(Extracted data entries)
------

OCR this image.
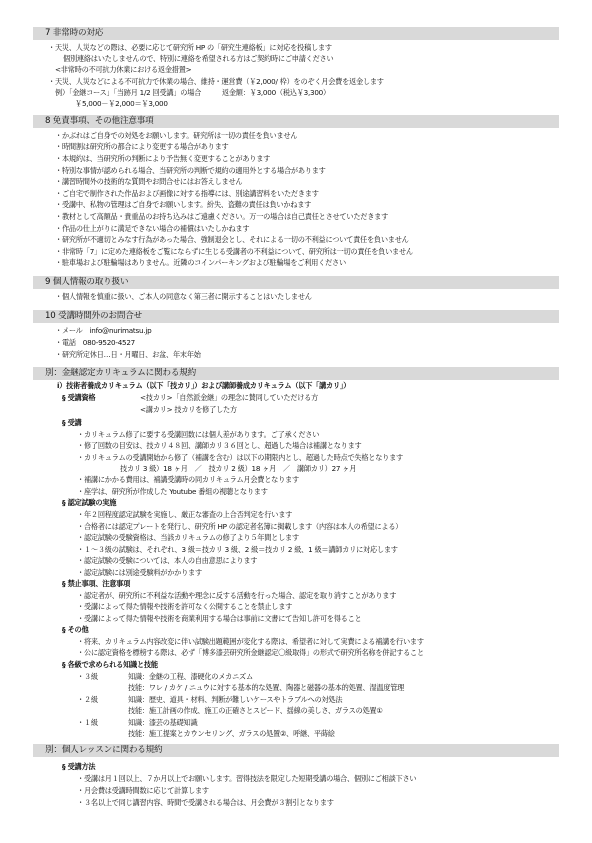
7 非常時の対応
・天災、人災などの際は、必要に応じて研究所 HP の「研究生連絡板」に対応を投稿します
個別連絡はいたしませんので、特別に連絡を希望される方はご契約時にご申請ください
<非常時の不可抗力休業における返金措置>
・天災、人災などによる不可抗力で休業の場合、維持・運営費（￥2,000/ 枠）をのぞく月会費を返金します
例）「金継コース」「当跡月 1/2 回受講」の場合　　　返金額：￥3,000（税込￥3,300）
￥5,000－￥2,000＝￥3,000
8 免責事項、その他注意事項
・かぶれはご自身での対処をお願いします。研究所は一切の責任を負いません
・時間割は研究所の都合により変更する場合があります
・本規約は、当研究所の判断により予告無く変更することがあります
・特別な事情が認められる場合、当研究所の判断で規約の適用外とする場合があります
・講習時間外の技術的な質問やお問合せにはお答えしません
・ご自宅で制作された作品および画像に対する指導には、別途講習料をいただきます
・受講中、私物の管理はご自身でお願いします。紛失、盗難の責任は負いかねます
・教材として高額品・貴重品のお持ち込みはご遠慮ください。万一の場合は自己責任とさせていただきます
・作品の仕上がりに満足できない場合の補償はいたしかねます
・研究所が不適切とみなす行為があった場合、強制退会とし、それによる一切の不利益について責任を負いません
・非常時「7」に定めた連絡板をご覧にならずに生じる受講者の不利益について、研究所は一切の責任を負いません
・駐車場および駐輪場はありません。近隣のコインパーキングおよび駐輪場をご利用ください
9 個人情報の取り扱い
・個人情報を慎重に扱い、ご本人の同意なく第三者に開示することはいたしません
10 受講時間外のお問合せ
・メール　info@nurimatsu.jp
・電話　080-9520-4527
・研究所定休日…日・月曜日、お盆、年末年始
別：金継認定カリキュラムに関わる規約
ⅰ）技術者養成カリキュラム（以下「技カリ」）および講師養成カリキュラム（以下「講カリ」）
§ 受講資格	<技カリ>「自然派金継」の理念に賛同していただける方
<講カリ> 技カリを修了した方
§ 受講
・カリキュラム修了に要する受講回数には個人差があります。ご了承ください
・修了回数の目安は、技カリ４８回、講師カリ３６回とし、超過した場合は補講となります
・カリキュラムの受講開始から修了（補講を含む）は以下の期限内とし、超過した時点で失格となります
技カリ 3 級）18 ヶ月　／　技カリ 2 級）18 ヶ月　／　講師カリ）27 ヶ月
・補講にかかる費用は、補講受講時の同カリキュラム月会費となります
・座学は、研究所が作成した Youtube 番組の視聴となります
§ 認定試験の実施
・年２回程度認定試験を実施し、厳正な審査の上合否判定を行います
・合格者には認定プレートを発行し、研究所 HP の認定者名簿に掲載します（内容は本人の希望による）
・認定試験の受験資格は、当該カリキュラムの修了より５年間とします
・１～３級の試験は、それぞれ、3 級＝技カリ 3 級、2 級＝技カリ 2 級、1 級＝講師カリに対応します
・認定試験の受験については、本人の自由意思によります
・認定試験には別途受験料がかかります
§ 禁止事項、注意事項
・認定者が、研究所に不利益な活動や理念に反する活動を行った場合、認定を取り消すことがあります
・受講によって得た情報や技術を許可なく公開することを禁止します
・受講によって得た情報や技術を商業利用する場合は事前に文書にて告知し許可を得ること
§ その他
・将来、カリキュラム内容改変に伴い試験出題範囲が変化する際は、希望者に対して実費による補講を行います
・公に認定資格を標榜する際は、必ず「博多漆芸研究所金継認定〇級取得」の形式で研究所名称を併記すること
§ 各級で求められる知識と技能
・３級	知識：金継の工程、漆硬化のメカニズム
技能：ワレ / カケ / ニュウに対する基本的な処置、陶器と磁器の基本的処置、湿温度管理
・２級	知識：歴史、道具・材料、判断が難しいケースやトラブルへの対処法
技能：施工計画の作成、施工の正確さとスピード、揺線の美しさ、ガラスの処置①
・１級	知識：漆芸の基礎知識
技能：施工提案とカウンセリング、ガラスの処置②、呼継、平蒔絵
別：個人レッスンに関わる規約
§ 受講方法
・受講は月１回以上、７か月以上でお願いします。習得技法を限定した短期受講の場合、個別にご相談下さい
・月会費は受講時間数に応じて計算します
・３名以上で同じ講習内容、時間で受講される場合は、月会費が３割引となります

------

Transcribe the full listing character for character. Pictures are excluded.

OCR this image.
7 非常時の対応
・天災、人災などの際は、必要に応じて研究所 HP の「研究生連絡板」に対応を投稿します
個別連絡はいたしませんので、特別に連絡を希望される方はご契約時にご申請ください
<非常時の不可抗力休業における返金措置>
・天災、人災などによる不可抗力で休業の場合、維持・運営費（￥2,000/ 枠）をのぞく月会費を返金します
例）「金継コース」「当跡月 1/2 回受講」の場合　　　返金額：￥3,000（税込￥3,300）
￥5,000－￥2,000＝￥3,000
8 免責事項、その他注意事項
・かぶれはご自身での対処をお願いします。研究所は一切の責任を負いません
・時間割は研究所の都合により変更する場合があります
・本規約は、当研究所の判断により予告無く変更することがあります
・特別な事情が認められる場合、当研究所の判断で規約の適用外とする場合があります
・講習時間外の技術的な質問やお問合せにはお答えしません
・ご自宅で制作された作品および画像に対する指導には、別途講習料をいただきます
・受講中、私物の管理はご自身でお願いします。紛失、盗難の責任は負いかねます
・教材として高額品・貴重品のお持ち込みはご遠慮ください。万一の場合は自己責任とさせていただきます
・作品の仕上がりに満足できない場合の補償はいたしかねます
・研究所が不適切とみなす行為があった場合、強制退会とし、それによる一切の不利益について責任を負いません
・非常時「7」に定めた連絡板をご覧にならずに生じる受講者の不利益について、研究所は一切の責任を負いません
・駐車場および駐輪場はありません。近隣のコインパーキングおよび駐輪場をご利用ください
9 個人情報の取り扱い
・個人情報を慎重に扱い、ご本人の同意なく第三者に開示することはいたしません
10 受講時間外のお問合せ
・メール　info@nurimatsu.jp
・電話　080-9520-4527
・研究所定休日…日・月曜日、お盆、年末年始
別：金継認定カリキュラムに関わる規約
ⅰ）技術者養成カリキュラム（以下「技カリ」）および講師養成カリキュラム（以下「講カリ」）
§ 受講資格	<技カリ>「自然派金継」の理念に賛同していただける方
<講カリ> 技カリを修了した方
§ 受講
・カリキュラム修了に要する受講回数には個人差があります。ご了承ください
・修了回数の目安は、技カリ４８回、講師カリ３６回とし、超過した場合は補講となります
・カリキュラムの受講開始から修了（補講を含む）は以下の期限内とし、超過した時点で失格となります
技カリ 3 級）18 ヶ月　／　技カリ 2 級）18 ヶ月　／　講師カリ）27 ヶ月
・補講にかかる費用は、補講受講時の同カリキュラム月会費となります
・座学は、研究所が作成した Youtube 番組の視聴となります
§ 認定試験の実施
・年２回程度認定試験を実施し、厳正な審査の上合否判定を行います
・合格者には認定プレートを発行し、研究所 HP の認定者名簿に掲載します（内容は本人の希望による）
・認定試験の受験資格は、当該カリキュラムの修了より５年間とします
・１～３級の試験は、それぞれ、3 級＝技カリ 3 級、2 級＝技カリ 2 級、1 級＝講師カリに対応します
・認定試験の受験については、本人の自由意思によります
・認定試験には別途受験料がかかります
§ 禁止事項、注意事項
・認定者が、研究所に不利益な活動や理念に反する活動を行った場合、認定を取り消すことがあります
・受講によって得た情報や技術を許可なく公開することを禁止します
・受講によって得た情報や技術を商業利用する場合は事前に文書にて告知し許可を得ること
§ その他
・将来、カリキュラム内容改変に伴い試験出題範囲が変化する際は、希望者に対して実費による補講を行います
・公に認定資格を標榜する際は、必ず「博多漆芸研究所金継認定〇級取得」の形式で研究所名称を併記すること
§ 各級で求められる知識と技能
・３級	知識：金継の工程、漆硬化のメカニズム
技能：ワレ / カケ / ニュウに対する基本的な処置、陶器と磁器の基本的処置、湿温度管理
・２級	知識：歴史、道具・材料、判断が難しいケースやトラブルへの対処法
技能：施工計画の作成、施工の正確さとスピード、揺線の美しさ、ガラスの処置①
・１級	知識：漆芸の基礎知識
技能：施工提案とカウンセリング、ガラスの処置②、呼継、平蒔絵
別：個人レッスンに関わる規約
§ 受講方法
・受講は月１回以上、７か月以上でお願いします。習得技法を限定した短期受講の場合、個別にご相談下さい
・月会費は受講時間数に応じて計算します
・３名以上で同じ講習内容、時間で受講される場合は、月会費が３割引となります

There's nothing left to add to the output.